>>>
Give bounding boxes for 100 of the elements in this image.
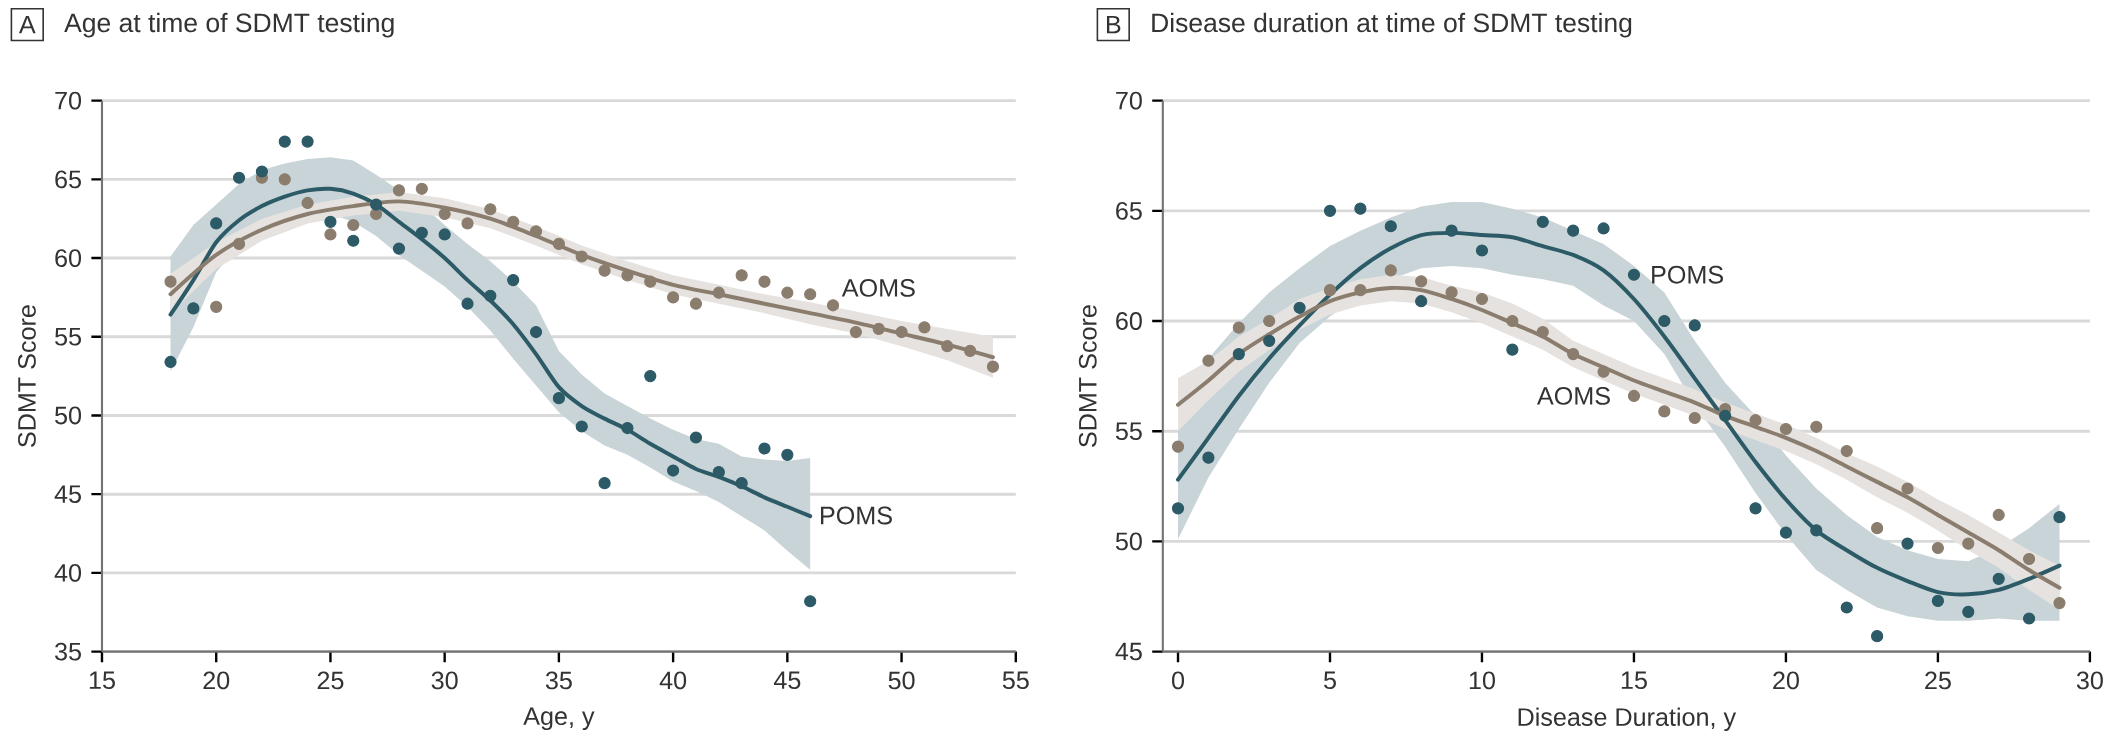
- x-tick-label: 0: [1172, 671, 1185, 690]
- point: [1171, 502, 1185, 515]
- point: [461, 297, 474, 310]
- point: [301, 135, 314, 148]
- text: A: [18, 15, 36, 34]
- y-tick-label: 55: [55, 327, 81, 346]
- point: [1354, 202, 1367, 215]
- point: [2022, 552, 2036, 565]
- point: [1202, 451, 1215, 464]
- point: [507, 273, 520, 287]
- point: [1992, 508, 2005, 521]
- point: [1506, 314, 1519, 327]
- point: [758, 275, 771, 288]
- point: [1719, 409, 1732, 422]
- point: [347, 234, 360, 247]
- point: [895, 325, 908, 338]
- point: [415, 226, 428, 239]
- point: [1810, 524, 1823, 537]
- point: [529, 225, 543, 238]
- y-axis-title: SDMT Score: [1078, 305, 1097, 447]
- point: [1931, 541, 1944, 554]
- point: [1901, 537, 1914, 550]
- point: [1749, 413, 1762, 427]
- point: [1415, 294, 1428, 308]
- text: B: [1106, 15, 1121, 34]
- x-tick-label: 20: [1773, 671, 1799, 690]
- y-tick-label: 45: [1115, 642, 1142, 661]
- x-tick-label: 55: [1002, 671, 1029, 689]
- x-tick-label: 50: [888, 671, 915, 690]
- y-axis-title: SDMT Score: [18, 305, 36, 447]
- y-tick-label: 65: [55, 170, 81, 189]
- y-tick-label: 60: [55, 248, 82, 267]
- y-tick-label: 35: [55, 642, 81, 661]
- point: [1232, 321, 1245, 334]
- point: [210, 300, 223, 313]
- point: [689, 297, 703, 310]
- x-tick-label: 25: [317, 671, 344, 690]
- point: [667, 464, 680, 477]
- point: [712, 465, 725, 479]
- point: [2053, 596, 2066, 610]
- point: [1323, 283, 1337, 297]
- point: [804, 287, 817, 301]
- point: [826, 299, 840, 312]
- point: [1384, 264, 1397, 277]
- point: [1475, 292, 1489, 305]
- point: [1779, 422, 1793, 435]
- point: [324, 215, 337, 228]
- point: [1962, 537, 1975, 550]
- point: [1749, 502, 1762, 515]
- series-label: POMS: [1652, 265, 1723, 284]
- point: [644, 275, 657, 288]
- point: [164, 275, 177, 288]
- x-axis-title: Age, y: [523, 707, 595, 730]
- y-tick-label: 55: [1115, 422, 1142, 440]
- point: [1202, 354, 1215, 367]
- chart-title: Disease duration at time of SDMT testing: [1152, 12, 1632, 38]
- point: [1931, 594, 1944, 607]
- point: [1415, 275, 1428, 288]
- point: [301, 196, 314, 209]
- y-tick-label: 40: [54, 563, 82, 582]
- point: [1688, 319, 1701, 332]
- x-tick-label: 40: [659, 671, 687, 690]
- point: [941, 339, 954, 353]
- point: [552, 237, 565, 250]
- point: [1658, 405, 1671, 418]
- y-tick-label: 70: [1116, 91, 1142, 110]
- point: [232, 171, 246, 184]
- point: [712, 286, 725, 299]
- point: [1384, 220, 1397, 233]
- point: [187, 302, 200, 315]
- point: [1232, 347, 1245, 360]
- point: [644, 369, 657, 383]
- point: [370, 198, 383, 211]
- point: [964, 344, 977, 357]
- point: [529, 325, 543, 338]
- point: [1962, 605, 1975, 618]
- series-label: AOMS: [841, 278, 915, 297]
- point: [689, 431, 703, 444]
- point: [1658, 314, 1671, 327]
- point: [210, 217, 223, 230]
- point: [1323, 204, 1337, 217]
- line-series: [168, 186, 813, 519]
- point: [1567, 224, 1580, 237]
- point: [415, 182, 428, 195]
- point: [232, 237, 246, 250]
- point: [1779, 526, 1793, 539]
- point: [575, 420, 588, 433]
- point: [1263, 314, 1276, 327]
- point: [507, 215, 520, 228]
- point: [552, 391, 565, 405]
- point: [392, 184, 406, 197]
- point: [849, 325, 862, 338]
- chart-title: Age at time of SDMT testing: [64, 12, 394, 38]
- y-tick-label: 45: [54, 485, 81, 503]
- point: [1871, 521, 1884, 535]
- point: [1567, 347, 1580, 360]
- point: [438, 228, 451, 241]
- point: [392, 242, 406, 255]
- x-tick-label: 30: [2076, 671, 2103, 690]
- point: [735, 269, 748, 282]
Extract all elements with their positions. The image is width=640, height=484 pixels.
<<<
Repeat the rows from the line with "- x-tick-label: 0: [1172, 671, 1185, 690]" up to and including the line with "- y-axis-title: SDMT Score: [1078, 305, 1097, 447]", replacing "point" with "marker" and keeping everything else the same. Give only those lines.

WRITTEN ANSWER:
- x-tick-label: 0: [1172, 671, 1185, 690]
- marker: [1171, 502, 1185, 515]
- marker: [461, 297, 474, 310]
- marker: [301, 135, 314, 148]
- text: A: [18, 15, 36, 34]
- y-tick-label: 55: [55, 327, 81, 346]
- marker: [1354, 202, 1367, 215]
- marker: [2022, 552, 2036, 565]
- marker: [1202, 451, 1215, 464]
- marker: [507, 273, 520, 287]
- marker: [1992, 508, 2005, 521]
- marker: [1506, 314, 1519, 327]
- marker: [758, 275, 771, 288]
- marker: [1719, 409, 1732, 422]
- marker: [347, 234, 360, 247]
- marker: [895, 325, 908, 338]
- marker: [415, 226, 428, 239]
- marker: [1810, 524, 1823, 537]
- marker: [529, 225, 543, 238]
- y-axis-title: SDMT Score: [1078, 305, 1097, 447]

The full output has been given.